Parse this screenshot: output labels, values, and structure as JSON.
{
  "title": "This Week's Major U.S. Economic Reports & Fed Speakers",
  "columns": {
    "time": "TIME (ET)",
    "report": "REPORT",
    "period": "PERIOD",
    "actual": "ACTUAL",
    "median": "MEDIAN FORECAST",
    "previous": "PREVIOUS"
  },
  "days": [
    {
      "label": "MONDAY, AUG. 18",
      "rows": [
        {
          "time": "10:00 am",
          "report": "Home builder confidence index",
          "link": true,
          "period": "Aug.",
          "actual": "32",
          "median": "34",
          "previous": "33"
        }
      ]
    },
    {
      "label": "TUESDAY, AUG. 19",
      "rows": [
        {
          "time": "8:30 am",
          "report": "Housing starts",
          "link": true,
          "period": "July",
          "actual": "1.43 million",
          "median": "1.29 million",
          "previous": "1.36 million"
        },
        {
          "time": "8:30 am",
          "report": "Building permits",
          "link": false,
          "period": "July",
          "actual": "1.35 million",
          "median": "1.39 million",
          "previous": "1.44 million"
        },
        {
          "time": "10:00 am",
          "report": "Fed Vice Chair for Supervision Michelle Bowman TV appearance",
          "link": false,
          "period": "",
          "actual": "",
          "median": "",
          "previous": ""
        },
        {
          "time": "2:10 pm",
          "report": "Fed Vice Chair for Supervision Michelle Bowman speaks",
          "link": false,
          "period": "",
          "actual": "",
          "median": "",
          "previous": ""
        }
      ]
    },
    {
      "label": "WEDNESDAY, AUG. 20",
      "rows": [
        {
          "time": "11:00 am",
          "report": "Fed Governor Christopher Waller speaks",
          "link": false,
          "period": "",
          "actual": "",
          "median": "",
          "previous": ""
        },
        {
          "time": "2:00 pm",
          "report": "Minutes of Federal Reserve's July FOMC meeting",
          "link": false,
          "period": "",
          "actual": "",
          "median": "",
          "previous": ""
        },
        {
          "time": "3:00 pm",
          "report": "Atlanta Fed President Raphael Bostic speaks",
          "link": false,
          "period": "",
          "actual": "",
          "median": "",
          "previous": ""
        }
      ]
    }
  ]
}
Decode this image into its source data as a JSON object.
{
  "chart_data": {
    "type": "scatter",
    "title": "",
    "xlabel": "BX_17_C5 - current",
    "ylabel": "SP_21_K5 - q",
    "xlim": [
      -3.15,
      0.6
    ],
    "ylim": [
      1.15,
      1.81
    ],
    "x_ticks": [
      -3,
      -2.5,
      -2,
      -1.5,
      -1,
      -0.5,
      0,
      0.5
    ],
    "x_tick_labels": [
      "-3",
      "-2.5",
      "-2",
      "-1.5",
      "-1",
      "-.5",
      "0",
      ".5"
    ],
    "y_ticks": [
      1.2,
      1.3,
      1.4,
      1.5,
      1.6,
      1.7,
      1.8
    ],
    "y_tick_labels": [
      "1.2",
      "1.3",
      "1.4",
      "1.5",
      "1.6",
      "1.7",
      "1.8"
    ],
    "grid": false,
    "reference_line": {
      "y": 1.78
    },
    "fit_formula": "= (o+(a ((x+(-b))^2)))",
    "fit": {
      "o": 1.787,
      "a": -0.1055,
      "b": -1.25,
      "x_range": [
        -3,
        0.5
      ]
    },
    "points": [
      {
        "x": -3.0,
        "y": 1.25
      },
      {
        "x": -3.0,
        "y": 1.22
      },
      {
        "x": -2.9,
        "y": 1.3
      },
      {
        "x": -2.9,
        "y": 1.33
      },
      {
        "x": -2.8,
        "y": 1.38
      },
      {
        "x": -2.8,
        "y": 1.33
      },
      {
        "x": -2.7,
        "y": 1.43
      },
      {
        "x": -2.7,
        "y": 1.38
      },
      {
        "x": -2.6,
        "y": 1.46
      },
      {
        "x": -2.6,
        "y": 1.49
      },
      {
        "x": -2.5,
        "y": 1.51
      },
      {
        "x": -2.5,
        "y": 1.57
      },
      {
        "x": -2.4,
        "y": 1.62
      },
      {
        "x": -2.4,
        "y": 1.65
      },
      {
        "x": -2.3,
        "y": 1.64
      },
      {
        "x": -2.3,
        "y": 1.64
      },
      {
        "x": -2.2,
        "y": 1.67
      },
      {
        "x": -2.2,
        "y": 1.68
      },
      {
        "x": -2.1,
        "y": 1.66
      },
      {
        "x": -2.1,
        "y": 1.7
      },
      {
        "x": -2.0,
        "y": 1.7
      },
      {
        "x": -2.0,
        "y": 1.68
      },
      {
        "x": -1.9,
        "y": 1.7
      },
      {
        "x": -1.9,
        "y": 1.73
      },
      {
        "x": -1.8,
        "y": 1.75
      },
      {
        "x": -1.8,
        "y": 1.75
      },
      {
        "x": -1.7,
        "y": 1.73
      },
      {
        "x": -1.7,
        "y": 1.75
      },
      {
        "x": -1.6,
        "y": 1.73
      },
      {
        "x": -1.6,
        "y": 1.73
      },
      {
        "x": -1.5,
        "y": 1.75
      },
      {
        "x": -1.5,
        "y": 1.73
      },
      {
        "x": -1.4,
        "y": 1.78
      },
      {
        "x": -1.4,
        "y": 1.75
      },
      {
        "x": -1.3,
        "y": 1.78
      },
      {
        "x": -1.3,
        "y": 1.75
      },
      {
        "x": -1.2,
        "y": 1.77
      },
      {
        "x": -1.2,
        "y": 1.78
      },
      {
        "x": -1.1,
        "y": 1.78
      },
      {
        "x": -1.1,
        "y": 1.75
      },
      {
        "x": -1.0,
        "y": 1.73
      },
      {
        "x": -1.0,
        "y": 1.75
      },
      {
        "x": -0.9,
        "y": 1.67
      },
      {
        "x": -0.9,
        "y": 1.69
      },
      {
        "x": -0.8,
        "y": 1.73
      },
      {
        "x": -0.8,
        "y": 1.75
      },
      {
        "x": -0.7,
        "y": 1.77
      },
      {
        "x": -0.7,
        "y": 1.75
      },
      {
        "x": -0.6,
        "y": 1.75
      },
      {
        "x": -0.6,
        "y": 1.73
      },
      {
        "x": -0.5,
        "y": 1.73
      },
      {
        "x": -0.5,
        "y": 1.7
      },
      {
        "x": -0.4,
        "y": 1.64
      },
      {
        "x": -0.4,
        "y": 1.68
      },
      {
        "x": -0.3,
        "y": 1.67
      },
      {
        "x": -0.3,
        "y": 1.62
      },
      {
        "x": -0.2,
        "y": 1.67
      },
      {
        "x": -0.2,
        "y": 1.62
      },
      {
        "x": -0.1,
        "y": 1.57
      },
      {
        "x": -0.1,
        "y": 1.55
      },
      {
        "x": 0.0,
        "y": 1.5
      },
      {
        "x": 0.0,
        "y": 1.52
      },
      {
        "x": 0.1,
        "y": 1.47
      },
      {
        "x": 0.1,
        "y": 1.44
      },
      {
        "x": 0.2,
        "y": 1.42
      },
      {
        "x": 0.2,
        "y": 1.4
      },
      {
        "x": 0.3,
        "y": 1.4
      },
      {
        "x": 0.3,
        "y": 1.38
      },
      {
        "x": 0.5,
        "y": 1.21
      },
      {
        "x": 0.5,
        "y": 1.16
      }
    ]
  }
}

■ Stated problem
Retype the material above, line by line, exactly.

■ Problem solution
Parse this screenshot: output labels, values, and structure as JSON.
{
  "title": "This Week's Major U.S. Economic Reports & Fed Speakers",
  "columns": {
    "time": "TIME (ET)",
    "report": "REPORT",
    "period": "PERIOD",
    "actual": "ACTUAL",
    "median": "MEDIAN FORECAST",
    "previous": "PREVIOUS"
  },
  "days": [
    {
      "label": "MONDAY, AUG. 18",
      "rows": [
        {
          "time": "10:00 am",
          "report": "Home builder confidence index",
          "link": true,
          "period": "Aug.",
          "actual": "32",
          "median": "34",
          "previous": "33"
        }
      ]
    },
    {
      "label": "TUESDAY, AUG. 19",
      "rows": [
        {
          "time": "8:30 am",
          "report": "Housing starts",
          "link": true,
          "period": "July",
          "actual": "1.43 million",
          "median": "1.29 million",
          "previous": "1.36 million"
        },
        {
          "time": "8:30 am",
          "report": "Building permits",
          "link": false,
          "period": "July",
          "actual": "1.35 million",
          "median": "1.39 million",
          "previous": "1.44 million"
        },
        {
          "time": "10:00 am",
          "report": "Fed Vice Chair for Supervision Michelle Bowman TV appearance",
          "link": false,
          "period": "",
          "actual": "",
          "median": "",
          "previous": ""
        },
        {
          "time": "2:10 pm",
          "report": "Fed Vice Chair for Supervision Michelle Bowman speaks",
          "link": false,
          "period": "",
          "actual": "",
          "median": "",
          "previous": ""
        }
      ]
    },
    {
      "label": "WEDNESDAY, AUG. 20",
      "rows": [
        {
          "time": "11:00 am",
          "report": "Fed Governor Christopher Waller speaks",
          "link": false,
          "period": "",
          "actual": "",
          "median": "",
          "previous": ""
        },
        {
          "time": "2:00 pm",
          "report": "Minutes of Federal Reserve's July FOMC meeting",
          "link": false,
          "period": "",
          "actual": "",
          "median": "",
          "previous": ""
        },
        {
          "time": "3:00 pm",
          "report": "Atlanta Fed President Raphael Bostic speaks",
          "link": false,
          "period": "",
          "actual": "",
          "median": "",
          "previous": ""
        }
      ]
    }
  ]
}
Decode this image into its source data as a JSON object.
{
  "chart_data": {
    "type": "scatter",
    "title": "",
    "xlabel": "BX_17_C5 - current",
    "ylabel": "SP_21_K5 - q",
    "xlim": [
      -3.15,
      0.6
    ],
    "ylim": [
      1.15,
      1.81
    ],
    "x_ticks": [
      -3,
      -2.5,
      -2,
      -1.5,
      -1,
      -0.5,
      0,
      0.5
    ],
    "x_tick_labels": [
      "-3",
      "-2.5",
      "-2",
      "-1.5",
      "-1",
      "-.5",
      "0",
      ".5"
    ],
    "y_ticks": [
      1.2,
      1.3,
      1.4,
      1.5,
      1.6,
      1.7,
      1.8
    ],
    "y_tick_labels": [
      "1.2",
      "1.3",
      "1.4",
      "1.5",
      "1.6",
      "1.7",
      "1.8"
    ],
    "grid": false,
    "reference_line": {
      "y": 1.78
    },
    "fit_formula": "= (o+(a ((x+(-b))^2)))",
    "fit": {
      "o": 1.787,
      "a": -0.1055,
      "b": -1.25,
      "x_range": [
        -3,
        0.5
      ]
    },
    "points": [
      {
        "x": -3.0,
        "y": 1.25
      },
      {
        "x": -3.0,
        "y": 1.22
      },
      {
        "x": -2.9,
        "y": 1.3
      },
      {
        "x": -2.9,
        "y": 1.33
      },
      {
        "x": -2.8,
        "y": 1.38
      },
      {
        "x": -2.8,
        "y": 1.33
      },
      {
        "x": -2.7,
        "y": 1.43
      },
      {
        "x": -2.7,
        "y": 1.38
      },
      {
        "x": -2.6,
        "y": 1.46
      },
      {
        "x": -2.6,
        "y": 1.49
      },
      {
        "x": -2.5,
        "y": 1.51
      },
      {
        "x": -2.5,
        "y": 1.57
      },
      {
        "x": -2.4,
        "y": 1.62
      },
      {
        "x": -2.4,
        "y": 1.65
      },
      {
        "x": -2.3,
        "y": 1.64
      },
      {
        "x": -2.3,
        "y": 1.64
      },
      {
        "x": -2.2,
        "y": 1.67
      },
      {
        "x": -2.2,
        "y": 1.68
      },
      {
        "x": -2.1,
        "y": 1.66
      },
      {
        "x": -2.1,
        "y": 1.7
      },
      {
        "x": -2.0,
        "y": 1.7
      },
      {
        "x": -2.0,
        "y": 1.68
      },
      {
        "x": -1.9,
        "y": 1.7
      },
      {
        "x": -1.9,
        "y": 1.73
      },
      {
        "x": -1.8,
        "y": 1.75
      },
      {
        "x": -1.8,
        "y": 1.75
      },
      {
        "x": -1.7,
        "y": 1.73
      },
      {
        "x": -1.7,
        "y": 1.75
      },
      {
        "x": -1.6,
        "y": 1.73
      },
      {
        "x": -1.6,
        "y": 1.73
      },
      {
        "x": -1.5,
        "y": 1.75
      },
      {
        "x": -1.5,
        "y": 1.73
      },
      {
        "x": -1.4,
        "y": 1.78
      },
      {
        "x": -1.4,
        "y": 1.75
      },
      {
        "x": -1.3,
        "y": 1.78
      },
      {
        "x": -1.3,
        "y": 1.75
      },
      {
        "x": -1.2,
        "y": 1.77
      },
      {
        "x": -1.2,
        "y": 1.78
      },
      {
        "x": -1.1,
        "y": 1.78
      },
      {
        "x": -1.1,
        "y": 1.75
      },
      {
        "x": -1.0,
        "y": 1.73
      },
      {
        "x": -1.0,
        "y": 1.75
      },
      {
        "x": -0.9,
        "y": 1.67
      },
      {
        "x": -0.9,
        "y": 1.69
      },
      {
        "x": -0.8,
        "y": 1.73
      },
      {
        "x": -0.8,
        "y": 1.75
      },
      {
        "x": -0.7,
        "y": 1.77
      },
      {
        "x": -0.7,
        "y": 1.75
      },
      {
        "x": -0.6,
        "y": 1.75
      },
      {
        "x": -0.6,
        "y": 1.73
      },
      {
        "x": -0.5,
        "y": 1.73
      },
      {
        "x": -0.5,
        "y": 1.7
      },
      {
        "x": -0.4,
        "y": 1.64
      },
      {
        "x": -0.4,
        "y": 1.68
      },
      {
        "x": -0.3,
        "y": 1.67
      },
      {
        "x": -0.3,
        "y": 1.62
      },
      {
        "x": -0.2,
        "y": 1.67
      },
      {
        "x": -0.2,
        "y": 1.62
      },
      {
        "x": -0.1,
        "y": 1.57
      },
      {
        "x": -0.1,
        "y": 1.55
      },
      {
        "x": 0.0,
        "y": 1.5
      },
      {
        "x": 0.0,
        "y": 1.52
      },
      {
        "x": 0.1,
        "y": 1.47
      },
      {
        "x": 0.1,
        "y": 1.44
      },
      {
        "x": 0.2,
        "y": 1.42
      },
      {
        "x": 0.2,
        "y": 1.4
      },
      {
        "x": 0.3,
        "y": 1.4
      },
      {
        "x": 0.3,
        "y": 1.38
      },
      {
        "x": 0.5,
        "y": 1.21
      },
      {
        "x": 0.5,
        "y": 1.16
      }
    ]
  }
}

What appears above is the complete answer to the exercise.